Data supplied start

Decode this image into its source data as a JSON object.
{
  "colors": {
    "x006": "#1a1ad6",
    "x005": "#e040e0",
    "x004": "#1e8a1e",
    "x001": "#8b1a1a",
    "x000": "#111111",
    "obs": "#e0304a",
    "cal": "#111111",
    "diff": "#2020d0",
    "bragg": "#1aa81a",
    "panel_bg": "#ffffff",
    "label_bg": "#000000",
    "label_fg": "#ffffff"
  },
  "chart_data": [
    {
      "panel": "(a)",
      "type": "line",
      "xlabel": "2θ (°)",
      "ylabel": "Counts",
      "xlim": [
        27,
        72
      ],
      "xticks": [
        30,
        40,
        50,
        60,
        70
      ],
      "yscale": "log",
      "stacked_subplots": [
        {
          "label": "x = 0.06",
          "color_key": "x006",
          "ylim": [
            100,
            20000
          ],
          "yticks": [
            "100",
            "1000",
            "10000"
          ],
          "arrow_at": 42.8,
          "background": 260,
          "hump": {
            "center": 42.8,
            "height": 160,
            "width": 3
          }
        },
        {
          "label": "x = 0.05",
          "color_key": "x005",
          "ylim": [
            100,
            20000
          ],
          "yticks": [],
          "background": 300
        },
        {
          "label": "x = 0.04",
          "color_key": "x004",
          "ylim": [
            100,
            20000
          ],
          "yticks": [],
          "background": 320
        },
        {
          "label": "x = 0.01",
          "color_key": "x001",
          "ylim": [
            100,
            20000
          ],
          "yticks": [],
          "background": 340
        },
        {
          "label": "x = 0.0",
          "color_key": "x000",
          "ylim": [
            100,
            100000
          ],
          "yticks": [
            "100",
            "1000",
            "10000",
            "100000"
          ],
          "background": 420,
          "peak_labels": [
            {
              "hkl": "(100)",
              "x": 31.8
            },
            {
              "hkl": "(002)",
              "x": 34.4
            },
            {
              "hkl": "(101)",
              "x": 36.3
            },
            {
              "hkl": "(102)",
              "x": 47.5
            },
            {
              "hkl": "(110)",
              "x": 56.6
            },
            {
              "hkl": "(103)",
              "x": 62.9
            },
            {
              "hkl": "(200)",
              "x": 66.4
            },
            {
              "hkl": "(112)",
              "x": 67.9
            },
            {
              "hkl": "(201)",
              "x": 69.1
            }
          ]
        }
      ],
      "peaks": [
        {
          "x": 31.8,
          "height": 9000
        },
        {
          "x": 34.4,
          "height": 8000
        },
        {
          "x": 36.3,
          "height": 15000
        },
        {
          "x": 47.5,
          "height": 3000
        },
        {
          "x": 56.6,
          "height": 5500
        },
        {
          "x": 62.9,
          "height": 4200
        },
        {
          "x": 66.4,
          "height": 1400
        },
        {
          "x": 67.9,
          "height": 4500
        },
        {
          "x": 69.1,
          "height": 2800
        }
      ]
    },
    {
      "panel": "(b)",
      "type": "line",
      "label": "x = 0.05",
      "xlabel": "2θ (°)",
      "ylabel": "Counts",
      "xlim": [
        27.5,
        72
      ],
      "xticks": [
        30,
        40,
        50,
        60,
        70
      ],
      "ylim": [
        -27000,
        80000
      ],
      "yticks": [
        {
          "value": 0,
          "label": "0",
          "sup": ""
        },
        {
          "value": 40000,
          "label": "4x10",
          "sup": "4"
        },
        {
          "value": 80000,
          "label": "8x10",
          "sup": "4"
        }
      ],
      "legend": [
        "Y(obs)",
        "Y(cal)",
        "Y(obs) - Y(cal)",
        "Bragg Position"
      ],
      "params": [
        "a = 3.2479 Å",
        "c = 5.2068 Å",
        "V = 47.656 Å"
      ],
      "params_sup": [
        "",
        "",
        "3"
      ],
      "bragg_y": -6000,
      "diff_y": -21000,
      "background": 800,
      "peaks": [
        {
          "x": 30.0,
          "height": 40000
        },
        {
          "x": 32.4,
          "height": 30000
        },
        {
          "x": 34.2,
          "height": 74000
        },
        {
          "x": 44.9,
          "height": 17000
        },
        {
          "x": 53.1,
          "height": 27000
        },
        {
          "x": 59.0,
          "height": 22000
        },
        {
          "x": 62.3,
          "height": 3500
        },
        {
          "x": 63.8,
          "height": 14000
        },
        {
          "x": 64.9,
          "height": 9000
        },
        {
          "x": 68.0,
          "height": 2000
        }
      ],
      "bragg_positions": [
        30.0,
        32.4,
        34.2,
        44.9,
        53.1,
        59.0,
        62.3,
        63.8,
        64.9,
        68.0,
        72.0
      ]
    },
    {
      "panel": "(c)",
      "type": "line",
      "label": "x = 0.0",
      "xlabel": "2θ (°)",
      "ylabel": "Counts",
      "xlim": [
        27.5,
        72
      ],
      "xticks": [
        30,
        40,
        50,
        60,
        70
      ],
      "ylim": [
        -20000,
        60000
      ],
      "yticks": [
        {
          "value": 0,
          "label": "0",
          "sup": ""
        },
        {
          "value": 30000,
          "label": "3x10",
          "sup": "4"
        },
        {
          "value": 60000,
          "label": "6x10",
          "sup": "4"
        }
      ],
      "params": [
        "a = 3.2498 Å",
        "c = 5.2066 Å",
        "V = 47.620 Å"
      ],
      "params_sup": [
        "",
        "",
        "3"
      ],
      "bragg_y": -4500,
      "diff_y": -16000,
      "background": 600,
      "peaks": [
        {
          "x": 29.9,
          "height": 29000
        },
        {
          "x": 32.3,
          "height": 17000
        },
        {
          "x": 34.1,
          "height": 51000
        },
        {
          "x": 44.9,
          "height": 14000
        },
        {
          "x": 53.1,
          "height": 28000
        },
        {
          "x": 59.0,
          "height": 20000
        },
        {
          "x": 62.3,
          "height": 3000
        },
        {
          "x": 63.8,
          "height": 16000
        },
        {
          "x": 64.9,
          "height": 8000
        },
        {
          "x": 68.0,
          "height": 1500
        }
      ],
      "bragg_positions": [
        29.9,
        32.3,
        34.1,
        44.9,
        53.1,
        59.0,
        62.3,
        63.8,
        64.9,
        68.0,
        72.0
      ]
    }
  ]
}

Data supplied end

- _Problem details_
Each record above should be repeated exactly as it appears.

- _Problem solution_
Decode this image into its source data as a JSON object.
{
  "colors": {
    "x006": "#1a1ad6",
    "x005": "#e040e0",
    "x004": "#1e8a1e",
    "x001": "#8b1a1a",
    "x000": "#111111",
    "obs": "#e0304a",
    "cal": "#111111",
    "diff": "#2020d0",
    "bragg": "#1aa81a",
    "panel_bg": "#ffffff",
    "label_bg": "#000000",
    "label_fg": "#ffffff"
  },
  "chart_data": [
    {
      "panel": "(a)",
      "type": "line",
      "xlabel": "2θ (°)",
      "ylabel": "Counts",
      "xlim": [
        27,
        72
      ],
      "xticks": [
        30,
        40,
        50,
        60,
        70
      ],
      "yscale": "log",
      "stacked_subplots": [
        {
          "label": "x = 0.06",
          "color_key": "x006",
          "ylim": [
            100,
            20000
          ],
          "yticks": [
            "100",
            "1000",
            "10000"
          ],
          "arrow_at": 42.8,
          "background": 260,
          "hump": {
            "center": 42.8,
            "height": 160,
            "width": 3
          }
        },
        {
          "label": "x = 0.05",
          "color_key": "x005",
          "ylim": [
            100,
            20000
          ],
          "yticks": [],
          "background": 300
        },
        {
          "label": "x = 0.04",
          "color_key": "x004",
          "ylim": [
            100,
            20000
          ],
          "yticks": [],
          "background": 320
        },
        {
          "label": "x = 0.01",
          "color_key": "x001",
          "ylim": [
            100,
            20000
          ],
          "yticks": [],
          "background": 340
        },
        {
          "label": "x = 0.0",
          "color_key": "x000",
          "ylim": [
            100,
            100000
          ],
          "yticks": [
            "100",
            "1000",
            "10000",
            "100000"
          ],
          "background": 420,
          "peak_labels": [
            {
              "hkl": "(100)",
              "x": 31.8
            },
            {
              "hkl": "(002)",
              "x": 34.4
            },
            {
              "hkl": "(101)",
              "x": 36.3
            },
            {
              "hkl": "(102)",
              "x": 47.5
            },
            {
              "hkl": "(110)",
              "x": 56.6
            },
            {
              "hkl": "(103)",
              "x": 62.9
            },
            {
              "hkl": "(200)",
              "x": 66.4
            },
            {
              "hkl": "(112)",
              "x": 67.9
            },
            {
              "hkl": "(201)",
              "x": 69.1
            }
          ]
        }
      ],
      "peaks": [
        {
          "x": 31.8,
          "height": 9000
        },
        {
          "x": 34.4,
          "height": 8000
        },
        {
          "x": 36.3,
          "height": 15000
        },
        {
          "x": 47.5,
          "height": 3000
        },
        {
          "x": 56.6,
          "height": 5500
        },
        {
          "x": 62.9,
          "height": 4200
        },
        {
          "x": 66.4,
          "height": 1400
        },
        {
          "x": 67.9,
          "height": 4500
        },
        {
          "x": 69.1,
          "height": 2800
        }
      ]
    },
    {
      "panel": "(b)",
      "type": "line",
      "label": "x = 0.05",
      "xlabel": "2θ (°)",
      "ylabel": "Counts",
      "xlim": [
        27.5,
        72
      ],
      "xticks": [
        30,
        40,
        50,
        60,
        70
      ],
      "ylim": [
        -27000,
        80000
      ],
      "yticks": [
        {
          "value": 0,
          "label": "0",
          "sup": ""
        },
        {
          "value": 40000,
          "label": "4x10",
          "sup": "4"
        },
        {
          "value": 80000,
          "label": "8x10",
          "sup": "4"
        }
      ],
      "legend": [
        "Y(obs)",
        "Y(cal)",
        "Y(obs) - Y(cal)",
        "Bragg Position"
      ],
      "params": [
        "a = 3.2479 Å",
        "c = 5.2068 Å",
        "V = 47.656 Å"
      ],
      "params_sup": [
        "",
        "",
        "3"
      ],
      "bragg_y": -6000,
      "diff_y": -21000,
      "background": 800,
      "peaks": [
        {
          "x": 30.0,
          "height": 40000
        },
        {
          "x": 32.4,
          "height": 30000
        },
        {
          "x": 34.2,
          "height": 74000
        },
        {
          "x": 44.9,
          "height": 17000
        },
        {
          "x": 53.1,
          "height": 27000
        },
        {
          "x": 59.0,
          "height": 22000
        },
        {
          "x": 62.3,
          "height": 3500
        },
        {
          "x": 63.8,
          "height": 14000
        },
        {
          "x": 64.9,
          "height": 9000
        },
        {
          "x": 68.0,
          "height": 2000
        }
      ],
      "bragg_positions": [
        30.0,
        32.4,
        34.2,
        44.9,
        53.1,
        59.0,
        62.3,
        63.8,
        64.9,
        68.0,
        72.0
      ]
    },
    {
      "panel": "(c)",
      "type": "line",
      "label": "x = 0.0",
      "xlabel": "2θ (°)",
      "ylabel": "Counts",
      "xlim": [
        27.5,
        72
      ],
      "xticks": [
        30,
        40,
        50,
        60,
        70
      ],
      "ylim": [
        -20000,
        60000
      ],
      "yticks": [
        {
          "value": 0,
          "label": "0",
          "sup": ""
        },
        {
          "value": 30000,
          "label": "3x10",
          "sup": "4"
        },
        {
          "value": 60000,
          "label": "6x10",
          "sup": "4"
        }
      ],
      "params": [
        "a = 3.2498 Å",
        "c = 5.2066 Å",
        "V = 47.620 Å"
      ],
      "params_sup": [
        "",
        "",
        "3"
      ],
      "bragg_y": -4500,
      "diff_y": -16000,
      "background": 600,
      "peaks": [
        {
          "x": 29.9,
          "height": 29000
        },
        {
          "x": 32.3,
          "height": 17000
        },
        {
          "x": 34.1,
          "height": 51000
        },
        {
          "x": 44.9,
          "height": 14000
        },
        {
          "x": 53.1,
          "height": 28000
        },
        {
          "x": 59.0,
          "height": 20000
        },
        {
          "x": 62.3,
          "height": 3000
        },
        {
          "x": 63.8,
          "height": 16000
        },
        {
          "x": 64.9,
          "height": 8000
        },
        {
          "x": 68.0,
          "height": 1500
        }
      ],
      "bragg_positions": [
        29.9,
        32.3,
        34.1,
        44.9,
        53.1,
        59.0,
        62.3,
        63.8,
        64.9,
        68.0,
        72.0
      ]
    }
  ]
}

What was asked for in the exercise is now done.